## Records for processing

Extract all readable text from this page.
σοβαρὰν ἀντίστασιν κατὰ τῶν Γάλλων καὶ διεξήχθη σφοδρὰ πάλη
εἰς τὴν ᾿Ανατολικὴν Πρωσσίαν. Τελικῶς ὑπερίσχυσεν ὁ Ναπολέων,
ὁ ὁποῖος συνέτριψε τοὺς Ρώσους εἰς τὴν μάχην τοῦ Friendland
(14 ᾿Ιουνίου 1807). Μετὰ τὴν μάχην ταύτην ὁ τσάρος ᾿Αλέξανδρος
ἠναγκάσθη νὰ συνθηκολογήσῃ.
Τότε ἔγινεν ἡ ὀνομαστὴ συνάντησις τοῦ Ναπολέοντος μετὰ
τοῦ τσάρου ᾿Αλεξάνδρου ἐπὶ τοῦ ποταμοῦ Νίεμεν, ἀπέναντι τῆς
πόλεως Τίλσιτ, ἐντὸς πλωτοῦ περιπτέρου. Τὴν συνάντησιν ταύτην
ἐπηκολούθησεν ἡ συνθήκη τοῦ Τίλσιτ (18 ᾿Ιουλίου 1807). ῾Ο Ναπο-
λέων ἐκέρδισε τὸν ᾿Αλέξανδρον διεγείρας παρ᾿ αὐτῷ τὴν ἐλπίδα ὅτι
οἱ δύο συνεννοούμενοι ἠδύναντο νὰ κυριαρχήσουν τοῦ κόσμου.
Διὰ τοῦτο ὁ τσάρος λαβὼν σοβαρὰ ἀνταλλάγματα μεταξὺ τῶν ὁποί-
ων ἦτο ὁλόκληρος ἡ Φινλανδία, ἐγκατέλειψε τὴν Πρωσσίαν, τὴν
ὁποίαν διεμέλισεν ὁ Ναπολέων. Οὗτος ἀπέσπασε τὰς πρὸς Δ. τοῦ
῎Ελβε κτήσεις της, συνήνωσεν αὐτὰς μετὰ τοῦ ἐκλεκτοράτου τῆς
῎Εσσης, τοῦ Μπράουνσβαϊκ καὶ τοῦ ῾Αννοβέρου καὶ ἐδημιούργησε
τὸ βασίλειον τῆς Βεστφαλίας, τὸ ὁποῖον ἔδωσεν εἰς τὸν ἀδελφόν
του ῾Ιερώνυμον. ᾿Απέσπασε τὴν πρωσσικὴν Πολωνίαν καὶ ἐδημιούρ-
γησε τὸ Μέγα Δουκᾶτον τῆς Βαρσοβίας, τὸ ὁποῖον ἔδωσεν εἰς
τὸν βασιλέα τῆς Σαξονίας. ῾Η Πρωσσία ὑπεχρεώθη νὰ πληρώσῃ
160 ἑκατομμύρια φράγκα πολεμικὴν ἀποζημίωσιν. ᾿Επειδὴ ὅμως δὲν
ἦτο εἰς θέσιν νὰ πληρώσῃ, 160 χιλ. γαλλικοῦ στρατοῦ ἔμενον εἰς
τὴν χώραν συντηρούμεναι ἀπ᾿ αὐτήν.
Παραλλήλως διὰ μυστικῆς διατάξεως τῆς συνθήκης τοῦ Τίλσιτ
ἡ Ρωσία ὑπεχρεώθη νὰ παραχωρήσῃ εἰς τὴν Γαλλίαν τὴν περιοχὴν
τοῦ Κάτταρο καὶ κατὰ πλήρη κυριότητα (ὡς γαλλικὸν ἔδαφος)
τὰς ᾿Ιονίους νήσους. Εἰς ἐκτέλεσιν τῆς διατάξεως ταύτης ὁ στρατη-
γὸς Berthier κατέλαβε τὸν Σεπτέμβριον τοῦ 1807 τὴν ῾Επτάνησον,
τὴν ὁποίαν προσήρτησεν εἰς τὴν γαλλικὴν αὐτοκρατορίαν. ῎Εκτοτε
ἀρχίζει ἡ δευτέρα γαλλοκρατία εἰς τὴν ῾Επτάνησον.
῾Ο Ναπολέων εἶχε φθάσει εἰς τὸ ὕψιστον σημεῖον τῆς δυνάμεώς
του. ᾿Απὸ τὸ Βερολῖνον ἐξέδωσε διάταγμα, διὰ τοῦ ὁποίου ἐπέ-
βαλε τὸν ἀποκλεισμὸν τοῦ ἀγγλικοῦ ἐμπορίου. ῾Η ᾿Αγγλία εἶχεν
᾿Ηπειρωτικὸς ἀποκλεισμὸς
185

## To do
From the entries above, copy out every line where the string "μάχην" appears.

## Output for this exercise
ὁ ὁποῖος συνέτριψε τοὺς Ρώσους εἰς τὴν μάχην τοῦ Friendland
(14 ᾿Ιουνίου 1807). Μετὰ τὴν μάχην ταύτην ὁ τσάρος ᾿Αλέξανδρος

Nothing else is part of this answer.